Goal ->
Below is a set of records; print all of them exactly as written.

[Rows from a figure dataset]
────

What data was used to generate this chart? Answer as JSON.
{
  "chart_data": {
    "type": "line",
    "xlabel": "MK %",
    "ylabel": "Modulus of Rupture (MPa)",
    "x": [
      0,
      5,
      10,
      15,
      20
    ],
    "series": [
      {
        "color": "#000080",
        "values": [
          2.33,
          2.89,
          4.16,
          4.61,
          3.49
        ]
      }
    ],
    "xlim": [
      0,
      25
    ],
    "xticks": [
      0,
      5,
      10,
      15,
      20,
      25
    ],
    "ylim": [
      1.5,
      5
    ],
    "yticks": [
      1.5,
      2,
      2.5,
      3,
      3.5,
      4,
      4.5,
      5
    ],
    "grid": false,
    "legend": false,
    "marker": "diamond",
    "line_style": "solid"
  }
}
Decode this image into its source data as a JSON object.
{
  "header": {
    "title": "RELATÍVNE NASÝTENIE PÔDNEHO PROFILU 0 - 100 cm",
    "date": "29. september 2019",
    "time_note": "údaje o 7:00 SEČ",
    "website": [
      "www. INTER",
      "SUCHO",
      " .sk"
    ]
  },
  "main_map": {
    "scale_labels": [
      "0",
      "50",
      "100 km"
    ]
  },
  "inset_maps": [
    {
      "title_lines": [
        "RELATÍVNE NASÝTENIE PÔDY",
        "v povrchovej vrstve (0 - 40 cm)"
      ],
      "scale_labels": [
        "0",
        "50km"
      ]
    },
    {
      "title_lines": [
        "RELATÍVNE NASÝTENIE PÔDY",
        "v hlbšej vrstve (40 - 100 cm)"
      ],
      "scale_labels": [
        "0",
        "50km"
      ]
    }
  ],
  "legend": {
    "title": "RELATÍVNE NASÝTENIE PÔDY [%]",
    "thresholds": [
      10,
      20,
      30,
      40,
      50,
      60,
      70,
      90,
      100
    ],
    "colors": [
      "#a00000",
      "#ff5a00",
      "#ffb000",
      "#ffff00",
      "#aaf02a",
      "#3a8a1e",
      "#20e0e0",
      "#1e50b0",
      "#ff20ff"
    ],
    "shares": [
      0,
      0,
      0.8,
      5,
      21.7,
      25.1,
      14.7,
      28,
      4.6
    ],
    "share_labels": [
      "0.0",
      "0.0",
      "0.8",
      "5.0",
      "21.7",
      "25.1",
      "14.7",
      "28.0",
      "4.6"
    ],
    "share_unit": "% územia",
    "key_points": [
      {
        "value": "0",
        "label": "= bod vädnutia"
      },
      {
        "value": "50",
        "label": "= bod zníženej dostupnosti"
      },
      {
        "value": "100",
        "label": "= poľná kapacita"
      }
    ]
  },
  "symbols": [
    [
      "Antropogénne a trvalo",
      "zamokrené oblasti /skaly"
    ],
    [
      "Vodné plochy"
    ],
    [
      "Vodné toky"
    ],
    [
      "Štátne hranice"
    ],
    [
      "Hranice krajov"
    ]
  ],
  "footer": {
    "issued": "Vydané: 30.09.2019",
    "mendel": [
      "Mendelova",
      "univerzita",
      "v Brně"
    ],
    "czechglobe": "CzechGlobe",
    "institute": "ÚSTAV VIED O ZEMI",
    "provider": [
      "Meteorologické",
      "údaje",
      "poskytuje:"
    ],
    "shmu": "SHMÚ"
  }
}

────

Answer to the problem ->
What data was used to generate this chart? Answer as JSON.
{
  "chart_data": {
    "type": "line",
    "xlabel": "MK %",
    "ylabel": "Modulus of Rupture (MPa)",
    "x": [
      0,
      5,
      10,
      15,
      20
    ],
    "series": [
      {
        "color": "#000080",
        "values": [
          2.33,
          2.89,
          4.16,
          4.61,
          3.49
        ]
      }
    ],
    "xlim": [
      0,
      25
    ],
    "xticks": [
      0,
      5,
      10,
      15,
      20,
      25
    ],
    "ylim": [
      1.5,
      5
    ],
    "yticks": [
      1.5,
      2,
      2.5,
      3,
      3.5,
      4,
      4.5,
      5
    ],
    "grid": false,
    "legend": false,
    "marker": "diamond",
    "line_style": "solid"
  }
}
Decode this image into its source data as a JSON object.
{
  "header": {
    "title": "RELATÍVNE NASÝTENIE PÔDNEHO PROFILU 0 - 100 cm",
    "date": "29. september 2019",
    "time_note": "údaje o 7:00 SEČ",
    "website": [
      "www. INTER",
      "SUCHO",
      " .sk"
    ]
  },
  "main_map": {
    "scale_labels": [
      "0",
      "50",
      "100 km"
    ]
  },
  "inset_maps": [
    {
      "title_lines": [
        "RELATÍVNE NASÝTENIE PÔDY",
        "v povrchovej vrstve (0 - 40 cm)"
      ],
      "scale_labels": [
        "0",
        "50km"
      ]
    },
    {
      "title_lines": [
        "RELATÍVNE NASÝTENIE PÔDY",
        "v hlbšej vrstve (40 - 100 cm)"
      ],
      "scale_labels": [
        "0",
        "50km"
      ]
    }
  ],
  "legend": {
    "title": "RELATÍVNE NASÝTENIE PÔDY [%]",
    "thresholds": [
      10,
      20,
      30,
      40,
      50,
      60,
      70,
      90,
      100
    ],
    "colors": [
      "#a00000",
      "#ff5a00",
      "#ffb000",
      "#ffff00",
      "#aaf02a",
      "#3a8a1e",
      "#20e0e0",
      "#1e50b0",
      "#ff20ff"
    ],
    "shares": [
      0,
      0,
      0.8,
      5,
      21.7,
      25.1,
      14.7,
      28,
      4.6
    ],
    "share_labels": [
      "0.0",
      "0.0",
      "0.8",
      "5.0",
      "21.7",
      "25.1",
      "14.7",
      "28.0",
      "4.6"
    ],
    "share_unit": "% územia",
    "key_points": [
      {
        "value": "0",
        "label": "= bod vädnutia"
      },
      {
        "value": "50",
        "label": "= bod zníženej dostupnosti"
      },
      {
        "value": "100",
        "label": "= poľná kapacita"
      }
    ]
  },
  "symbols": [
    [
      "Antropogénne a trvalo",
      "zamokrené oblasti /skaly"
    ],
    [
      "Vodné plochy"
    ],
    [
      "Vodné toky"
    ],
    [
      "Štátne hranice"
    ],
    [
      "Hranice krajov"
    ]
  ],
  "footer": {
    "issued": "Vydané: 30.09.2019",
    "mendel": [
      "Mendelova",
      "univerzita",
      "v Brně"
    ],
    "czechglobe": "CzechGlobe",
    "institute": "ÚSTAV VIED O ZEMI",
    "provider": [
      "Meteorologické",
      "údaje",
      "poskytuje:"
    ],
    "shmu": "SHMÚ"
  }
}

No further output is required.